Task - Find the lines of data that contain the string "persistently", then list them.
+ + + + + + +
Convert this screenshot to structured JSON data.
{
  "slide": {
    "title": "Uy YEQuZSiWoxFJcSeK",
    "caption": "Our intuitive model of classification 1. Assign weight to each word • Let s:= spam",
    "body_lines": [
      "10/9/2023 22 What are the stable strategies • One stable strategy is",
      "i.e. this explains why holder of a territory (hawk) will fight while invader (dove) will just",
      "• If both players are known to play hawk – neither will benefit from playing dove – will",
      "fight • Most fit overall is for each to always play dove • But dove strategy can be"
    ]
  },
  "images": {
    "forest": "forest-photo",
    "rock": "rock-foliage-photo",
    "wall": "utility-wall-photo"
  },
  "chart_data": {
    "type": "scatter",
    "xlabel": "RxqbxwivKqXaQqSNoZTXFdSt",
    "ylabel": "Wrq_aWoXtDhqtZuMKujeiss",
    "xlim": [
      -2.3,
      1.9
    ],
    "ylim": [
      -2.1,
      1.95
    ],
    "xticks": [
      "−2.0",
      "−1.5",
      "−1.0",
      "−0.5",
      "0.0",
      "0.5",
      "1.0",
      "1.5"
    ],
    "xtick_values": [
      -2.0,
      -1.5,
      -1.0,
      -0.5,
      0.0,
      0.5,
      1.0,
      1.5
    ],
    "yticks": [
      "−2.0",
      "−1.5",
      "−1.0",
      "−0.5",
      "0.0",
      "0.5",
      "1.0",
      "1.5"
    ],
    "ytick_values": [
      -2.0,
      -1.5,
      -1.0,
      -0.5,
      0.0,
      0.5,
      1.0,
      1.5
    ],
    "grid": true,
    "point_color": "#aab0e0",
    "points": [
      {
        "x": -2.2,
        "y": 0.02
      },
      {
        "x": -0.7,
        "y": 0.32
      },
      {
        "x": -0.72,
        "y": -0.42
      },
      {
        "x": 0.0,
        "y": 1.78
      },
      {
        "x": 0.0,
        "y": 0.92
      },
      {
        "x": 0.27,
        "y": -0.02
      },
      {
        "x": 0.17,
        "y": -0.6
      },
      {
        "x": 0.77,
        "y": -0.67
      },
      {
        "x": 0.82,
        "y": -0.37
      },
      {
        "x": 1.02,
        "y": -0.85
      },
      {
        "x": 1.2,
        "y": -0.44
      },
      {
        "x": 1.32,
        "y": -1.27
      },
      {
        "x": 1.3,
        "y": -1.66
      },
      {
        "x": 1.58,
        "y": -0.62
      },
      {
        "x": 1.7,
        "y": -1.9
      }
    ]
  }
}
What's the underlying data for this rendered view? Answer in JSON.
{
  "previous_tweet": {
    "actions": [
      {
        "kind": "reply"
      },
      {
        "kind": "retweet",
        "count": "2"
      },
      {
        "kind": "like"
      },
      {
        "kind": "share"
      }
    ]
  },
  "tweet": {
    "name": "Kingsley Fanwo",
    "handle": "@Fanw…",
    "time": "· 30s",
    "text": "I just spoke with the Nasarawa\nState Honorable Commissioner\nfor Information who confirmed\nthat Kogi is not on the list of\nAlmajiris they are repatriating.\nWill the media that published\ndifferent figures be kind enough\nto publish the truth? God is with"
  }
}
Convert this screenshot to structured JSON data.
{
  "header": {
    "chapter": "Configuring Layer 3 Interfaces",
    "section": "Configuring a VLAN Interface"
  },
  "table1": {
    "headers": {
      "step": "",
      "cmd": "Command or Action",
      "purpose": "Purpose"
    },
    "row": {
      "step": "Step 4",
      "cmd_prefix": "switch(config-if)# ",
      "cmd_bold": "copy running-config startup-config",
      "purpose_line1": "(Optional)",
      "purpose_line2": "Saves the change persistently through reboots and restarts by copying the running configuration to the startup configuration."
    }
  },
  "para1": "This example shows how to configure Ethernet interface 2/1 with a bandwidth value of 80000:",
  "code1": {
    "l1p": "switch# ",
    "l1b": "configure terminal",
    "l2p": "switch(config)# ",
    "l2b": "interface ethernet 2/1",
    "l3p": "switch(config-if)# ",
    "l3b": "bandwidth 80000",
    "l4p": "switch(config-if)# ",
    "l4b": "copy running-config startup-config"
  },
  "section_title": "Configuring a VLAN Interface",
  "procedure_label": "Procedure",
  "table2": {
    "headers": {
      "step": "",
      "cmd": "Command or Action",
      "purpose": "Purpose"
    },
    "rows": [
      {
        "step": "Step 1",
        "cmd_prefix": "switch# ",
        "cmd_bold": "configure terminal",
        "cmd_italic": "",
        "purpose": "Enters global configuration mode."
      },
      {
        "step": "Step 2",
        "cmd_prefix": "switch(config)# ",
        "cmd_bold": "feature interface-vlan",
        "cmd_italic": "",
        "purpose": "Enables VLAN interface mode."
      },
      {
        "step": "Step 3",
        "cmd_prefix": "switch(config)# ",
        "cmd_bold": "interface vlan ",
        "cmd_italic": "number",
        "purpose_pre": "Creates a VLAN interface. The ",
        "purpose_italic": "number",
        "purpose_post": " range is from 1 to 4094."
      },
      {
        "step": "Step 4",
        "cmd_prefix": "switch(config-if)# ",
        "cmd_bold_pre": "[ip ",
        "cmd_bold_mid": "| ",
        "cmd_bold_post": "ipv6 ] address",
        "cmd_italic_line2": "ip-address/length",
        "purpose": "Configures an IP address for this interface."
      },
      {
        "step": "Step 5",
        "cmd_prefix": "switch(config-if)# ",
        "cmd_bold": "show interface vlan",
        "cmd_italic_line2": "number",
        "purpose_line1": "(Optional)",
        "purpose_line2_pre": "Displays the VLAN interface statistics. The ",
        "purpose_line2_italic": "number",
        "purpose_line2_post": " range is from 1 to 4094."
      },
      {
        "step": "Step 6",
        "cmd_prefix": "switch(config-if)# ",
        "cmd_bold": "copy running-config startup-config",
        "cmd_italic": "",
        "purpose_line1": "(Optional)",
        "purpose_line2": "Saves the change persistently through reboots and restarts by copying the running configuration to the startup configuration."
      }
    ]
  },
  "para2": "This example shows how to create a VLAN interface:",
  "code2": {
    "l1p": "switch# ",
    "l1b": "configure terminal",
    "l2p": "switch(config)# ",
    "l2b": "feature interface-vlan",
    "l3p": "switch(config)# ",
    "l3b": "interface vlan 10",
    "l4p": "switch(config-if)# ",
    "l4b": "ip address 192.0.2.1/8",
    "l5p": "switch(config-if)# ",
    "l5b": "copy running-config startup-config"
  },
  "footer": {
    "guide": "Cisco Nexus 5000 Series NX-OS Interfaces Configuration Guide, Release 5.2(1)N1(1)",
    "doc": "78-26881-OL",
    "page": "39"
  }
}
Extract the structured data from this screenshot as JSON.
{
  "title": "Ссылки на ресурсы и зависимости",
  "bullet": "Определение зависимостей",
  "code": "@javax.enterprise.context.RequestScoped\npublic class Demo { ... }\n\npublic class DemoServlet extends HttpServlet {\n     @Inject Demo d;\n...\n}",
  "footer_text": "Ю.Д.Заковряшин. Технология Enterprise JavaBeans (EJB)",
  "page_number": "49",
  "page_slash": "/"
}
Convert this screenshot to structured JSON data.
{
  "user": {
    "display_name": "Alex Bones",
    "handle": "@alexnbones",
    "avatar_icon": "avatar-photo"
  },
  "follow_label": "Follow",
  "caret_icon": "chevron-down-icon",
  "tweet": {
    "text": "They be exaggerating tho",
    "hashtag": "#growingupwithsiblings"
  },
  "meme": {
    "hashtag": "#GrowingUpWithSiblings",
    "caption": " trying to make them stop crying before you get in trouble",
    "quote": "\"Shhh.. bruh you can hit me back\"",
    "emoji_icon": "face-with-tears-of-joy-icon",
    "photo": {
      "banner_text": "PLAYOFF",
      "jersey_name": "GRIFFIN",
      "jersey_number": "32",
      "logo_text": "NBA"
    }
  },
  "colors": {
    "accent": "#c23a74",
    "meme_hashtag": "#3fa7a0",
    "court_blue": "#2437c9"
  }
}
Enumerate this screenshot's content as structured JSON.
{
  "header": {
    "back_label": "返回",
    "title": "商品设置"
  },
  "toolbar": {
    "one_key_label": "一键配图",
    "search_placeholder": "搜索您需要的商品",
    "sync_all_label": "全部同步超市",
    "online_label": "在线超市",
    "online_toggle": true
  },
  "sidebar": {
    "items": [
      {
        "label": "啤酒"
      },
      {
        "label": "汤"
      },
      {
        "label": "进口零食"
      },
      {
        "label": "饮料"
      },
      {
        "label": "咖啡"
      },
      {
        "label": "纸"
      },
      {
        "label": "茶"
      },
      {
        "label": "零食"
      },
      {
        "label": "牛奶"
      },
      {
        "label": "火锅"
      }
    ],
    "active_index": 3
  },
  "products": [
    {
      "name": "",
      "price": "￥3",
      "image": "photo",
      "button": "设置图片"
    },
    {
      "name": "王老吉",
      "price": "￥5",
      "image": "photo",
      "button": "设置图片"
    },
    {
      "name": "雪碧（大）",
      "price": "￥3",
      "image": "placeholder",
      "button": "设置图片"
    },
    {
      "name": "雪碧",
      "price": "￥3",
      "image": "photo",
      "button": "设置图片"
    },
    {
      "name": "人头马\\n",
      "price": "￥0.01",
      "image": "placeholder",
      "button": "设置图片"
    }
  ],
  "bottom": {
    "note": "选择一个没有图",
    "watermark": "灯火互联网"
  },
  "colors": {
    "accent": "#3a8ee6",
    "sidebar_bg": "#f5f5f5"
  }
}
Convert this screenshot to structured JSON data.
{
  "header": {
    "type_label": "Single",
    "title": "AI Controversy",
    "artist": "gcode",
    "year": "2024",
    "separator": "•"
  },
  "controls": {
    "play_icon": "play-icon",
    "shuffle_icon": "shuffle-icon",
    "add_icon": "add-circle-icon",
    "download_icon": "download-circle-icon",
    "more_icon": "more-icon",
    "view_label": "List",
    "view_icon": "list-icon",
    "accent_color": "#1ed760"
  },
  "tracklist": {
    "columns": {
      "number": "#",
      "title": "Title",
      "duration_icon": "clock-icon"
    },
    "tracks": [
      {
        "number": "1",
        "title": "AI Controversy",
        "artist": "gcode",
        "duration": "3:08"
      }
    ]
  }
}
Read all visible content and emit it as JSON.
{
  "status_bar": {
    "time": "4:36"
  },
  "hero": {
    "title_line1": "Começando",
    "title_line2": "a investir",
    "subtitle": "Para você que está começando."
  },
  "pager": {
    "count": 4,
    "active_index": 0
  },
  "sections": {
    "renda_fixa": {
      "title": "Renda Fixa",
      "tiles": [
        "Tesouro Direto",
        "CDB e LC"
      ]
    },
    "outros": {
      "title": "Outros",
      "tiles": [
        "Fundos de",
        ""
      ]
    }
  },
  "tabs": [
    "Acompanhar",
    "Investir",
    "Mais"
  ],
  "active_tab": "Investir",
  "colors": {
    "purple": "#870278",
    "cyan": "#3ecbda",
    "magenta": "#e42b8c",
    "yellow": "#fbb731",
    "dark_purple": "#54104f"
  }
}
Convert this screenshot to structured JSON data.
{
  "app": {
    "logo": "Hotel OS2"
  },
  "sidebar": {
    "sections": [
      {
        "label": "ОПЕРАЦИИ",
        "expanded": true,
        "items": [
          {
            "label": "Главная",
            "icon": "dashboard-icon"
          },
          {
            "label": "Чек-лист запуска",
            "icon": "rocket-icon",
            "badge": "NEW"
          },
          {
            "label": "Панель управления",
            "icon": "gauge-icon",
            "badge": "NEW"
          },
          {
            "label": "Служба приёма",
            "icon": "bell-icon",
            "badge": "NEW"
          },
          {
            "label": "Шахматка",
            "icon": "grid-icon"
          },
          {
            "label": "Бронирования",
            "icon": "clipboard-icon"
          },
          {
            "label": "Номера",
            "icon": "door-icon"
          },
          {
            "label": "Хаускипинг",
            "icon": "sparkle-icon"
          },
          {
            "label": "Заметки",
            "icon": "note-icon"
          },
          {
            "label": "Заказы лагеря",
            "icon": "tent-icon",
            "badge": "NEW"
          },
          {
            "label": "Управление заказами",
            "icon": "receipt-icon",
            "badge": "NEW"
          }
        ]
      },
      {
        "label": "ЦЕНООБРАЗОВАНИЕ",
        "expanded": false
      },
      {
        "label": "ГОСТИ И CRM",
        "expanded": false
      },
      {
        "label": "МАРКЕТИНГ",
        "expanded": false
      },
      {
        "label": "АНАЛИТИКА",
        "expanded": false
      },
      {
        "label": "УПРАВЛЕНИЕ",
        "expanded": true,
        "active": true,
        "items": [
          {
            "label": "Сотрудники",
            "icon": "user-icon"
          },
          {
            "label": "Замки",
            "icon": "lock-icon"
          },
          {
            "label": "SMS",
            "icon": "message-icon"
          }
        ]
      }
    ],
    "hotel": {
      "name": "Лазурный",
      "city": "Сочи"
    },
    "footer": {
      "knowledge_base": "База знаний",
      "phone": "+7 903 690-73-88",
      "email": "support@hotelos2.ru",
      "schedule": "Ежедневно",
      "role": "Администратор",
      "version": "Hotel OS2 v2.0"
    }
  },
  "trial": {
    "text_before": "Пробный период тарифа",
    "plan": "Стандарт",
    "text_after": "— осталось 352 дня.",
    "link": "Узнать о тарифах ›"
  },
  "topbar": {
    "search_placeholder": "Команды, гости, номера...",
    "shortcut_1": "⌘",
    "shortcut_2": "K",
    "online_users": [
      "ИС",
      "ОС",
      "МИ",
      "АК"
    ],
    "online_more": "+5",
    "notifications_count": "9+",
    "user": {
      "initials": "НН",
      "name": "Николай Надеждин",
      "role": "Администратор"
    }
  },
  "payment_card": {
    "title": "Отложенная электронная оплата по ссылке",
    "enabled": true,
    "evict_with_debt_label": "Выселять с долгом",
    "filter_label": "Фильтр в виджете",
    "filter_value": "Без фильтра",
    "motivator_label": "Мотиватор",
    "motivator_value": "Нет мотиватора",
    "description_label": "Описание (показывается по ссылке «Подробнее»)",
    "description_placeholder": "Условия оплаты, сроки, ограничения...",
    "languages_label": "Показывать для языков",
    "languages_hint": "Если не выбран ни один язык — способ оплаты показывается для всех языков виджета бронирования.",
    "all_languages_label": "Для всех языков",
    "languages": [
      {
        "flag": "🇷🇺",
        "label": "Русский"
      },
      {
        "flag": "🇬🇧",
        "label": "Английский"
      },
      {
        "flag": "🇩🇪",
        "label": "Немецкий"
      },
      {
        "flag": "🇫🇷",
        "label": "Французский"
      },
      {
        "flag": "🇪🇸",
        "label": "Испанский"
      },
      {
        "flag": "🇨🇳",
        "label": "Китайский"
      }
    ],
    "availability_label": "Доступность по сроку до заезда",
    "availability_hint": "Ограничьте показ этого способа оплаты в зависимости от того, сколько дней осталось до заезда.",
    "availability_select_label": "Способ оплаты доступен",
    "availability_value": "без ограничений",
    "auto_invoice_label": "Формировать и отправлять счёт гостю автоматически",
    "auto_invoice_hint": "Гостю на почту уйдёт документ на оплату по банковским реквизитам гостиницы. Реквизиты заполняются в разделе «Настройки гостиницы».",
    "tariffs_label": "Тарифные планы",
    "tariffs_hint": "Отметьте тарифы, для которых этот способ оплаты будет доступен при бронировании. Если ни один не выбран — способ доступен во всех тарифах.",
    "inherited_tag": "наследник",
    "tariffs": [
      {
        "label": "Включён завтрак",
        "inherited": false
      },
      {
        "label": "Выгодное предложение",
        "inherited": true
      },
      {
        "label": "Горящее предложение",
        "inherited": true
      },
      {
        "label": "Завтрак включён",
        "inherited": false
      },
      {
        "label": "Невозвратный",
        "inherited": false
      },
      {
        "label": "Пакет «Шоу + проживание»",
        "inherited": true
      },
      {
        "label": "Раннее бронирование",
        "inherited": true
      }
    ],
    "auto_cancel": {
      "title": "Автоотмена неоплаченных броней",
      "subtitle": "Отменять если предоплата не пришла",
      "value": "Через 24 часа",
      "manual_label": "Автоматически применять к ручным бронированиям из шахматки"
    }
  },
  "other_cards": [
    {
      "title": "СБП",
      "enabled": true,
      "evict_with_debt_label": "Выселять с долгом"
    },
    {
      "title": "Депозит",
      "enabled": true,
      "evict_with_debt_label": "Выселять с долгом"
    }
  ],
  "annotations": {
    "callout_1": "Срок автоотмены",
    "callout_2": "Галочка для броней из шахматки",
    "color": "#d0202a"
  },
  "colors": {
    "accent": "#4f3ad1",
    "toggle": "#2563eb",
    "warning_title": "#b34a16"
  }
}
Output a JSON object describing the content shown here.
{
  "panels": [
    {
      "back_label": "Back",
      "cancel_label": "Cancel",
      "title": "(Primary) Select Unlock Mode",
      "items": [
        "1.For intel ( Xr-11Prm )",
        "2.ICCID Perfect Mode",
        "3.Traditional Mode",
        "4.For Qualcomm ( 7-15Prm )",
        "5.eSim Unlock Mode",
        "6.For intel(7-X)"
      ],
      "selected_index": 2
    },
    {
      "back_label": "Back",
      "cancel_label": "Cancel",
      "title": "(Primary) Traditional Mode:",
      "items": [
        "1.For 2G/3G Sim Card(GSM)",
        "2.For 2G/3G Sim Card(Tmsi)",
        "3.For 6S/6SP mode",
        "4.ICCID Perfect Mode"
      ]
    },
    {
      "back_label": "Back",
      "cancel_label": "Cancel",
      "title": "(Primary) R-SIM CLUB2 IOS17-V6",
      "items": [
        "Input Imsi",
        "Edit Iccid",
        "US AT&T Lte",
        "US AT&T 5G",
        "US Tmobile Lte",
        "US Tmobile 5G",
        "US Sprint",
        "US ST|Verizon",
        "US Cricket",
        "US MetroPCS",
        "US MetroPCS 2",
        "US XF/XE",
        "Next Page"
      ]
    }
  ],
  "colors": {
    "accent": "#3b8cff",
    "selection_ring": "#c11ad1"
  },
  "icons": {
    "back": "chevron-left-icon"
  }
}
+ + + + + + +
Task solution -
      "purpose_line2": "Saves the change persistently through reboots and restarts by copying the running configuration to the startup configuration."
        "purpose_line2": "Saves the change persistently through reboots and restarts by copying the running configuration to the startup configuration."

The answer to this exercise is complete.